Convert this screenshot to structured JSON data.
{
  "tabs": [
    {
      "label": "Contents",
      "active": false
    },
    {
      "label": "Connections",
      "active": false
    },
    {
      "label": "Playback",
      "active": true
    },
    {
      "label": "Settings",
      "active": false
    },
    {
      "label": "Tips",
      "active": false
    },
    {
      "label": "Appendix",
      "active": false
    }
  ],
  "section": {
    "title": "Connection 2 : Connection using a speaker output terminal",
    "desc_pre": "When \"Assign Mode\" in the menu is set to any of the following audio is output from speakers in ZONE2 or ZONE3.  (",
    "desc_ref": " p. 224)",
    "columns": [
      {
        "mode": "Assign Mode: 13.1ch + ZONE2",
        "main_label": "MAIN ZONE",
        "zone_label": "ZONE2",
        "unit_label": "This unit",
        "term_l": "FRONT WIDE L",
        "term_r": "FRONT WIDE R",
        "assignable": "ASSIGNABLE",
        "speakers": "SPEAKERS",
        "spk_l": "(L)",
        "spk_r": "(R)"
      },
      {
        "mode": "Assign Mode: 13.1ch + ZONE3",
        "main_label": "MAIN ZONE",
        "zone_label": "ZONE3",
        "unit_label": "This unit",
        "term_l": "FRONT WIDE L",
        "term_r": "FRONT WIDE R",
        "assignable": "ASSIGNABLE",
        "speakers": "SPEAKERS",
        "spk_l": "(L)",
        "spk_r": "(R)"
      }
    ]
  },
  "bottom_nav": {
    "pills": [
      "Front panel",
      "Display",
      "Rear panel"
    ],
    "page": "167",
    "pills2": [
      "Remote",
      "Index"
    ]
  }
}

• _REQUIREMENTS_
Copy out the material above in its entirety. Every detail must match.

• _TASK RESULT_
Convert this screenshot to structured JSON data.
{
  "tabs": [
    {
      "label": "Contents",
      "active": false
    },
    {
      "label": "Connections",
      "active": false
    },
    {
      "label": "Playback",
      "active": true
    },
    {
      "label": "Settings",
      "active": false
    },
    {
      "label": "Tips",
      "active": false
    },
    {
      "label": "Appendix",
      "active": false
    }
  ],
  "section": {
    "title": "Connection 2 : Connection using a speaker output terminal",
    "desc_pre": "When \"Assign Mode\" in the menu is set to any of the following audio is output from speakers in ZONE2 or ZONE3.  (",
    "desc_ref": " p. 224)",
    "columns": [
      {
        "mode": "Assign Mode: 13.1ch + ZONE2",
        "main_label": "MAIN ZONE",
        "zone_label": "ZONE2",
        "unit_label": "This unit",
        "term_l": "FRONT WIDE L",
        "term_r": "FRONT WIDE R",
        "assignable": "ASSIGNABLE",
        "speakers": "SPEAKERS",
        "spk_l": "(L)",
        "spk_r": "(R)"
      },
      {
        "mode": "Assign Mode: 13.1ch + ZONE3",
        "main_label": "MAIN ZONE",
        "zone_label": "ZONE3",
        "unit_label": "This unit",
        "term_l": "FRONT WIDE L",
        "term_r": "FRONT WIDE R",
        "assignable": "ASSIGNABLE",
        "speakers": "SPEAKERS",
        "spk_l": "(L)",
        "spk_r": "(R)"
      }
    ]
  },
  "bottom_nav": {
    "pills": [
      "Front panel",
      "Display",
      "Rear panel"
    ],
    "page": "167",
    "pills2": [
      "Remote",
      "Index"
    ]
  }
}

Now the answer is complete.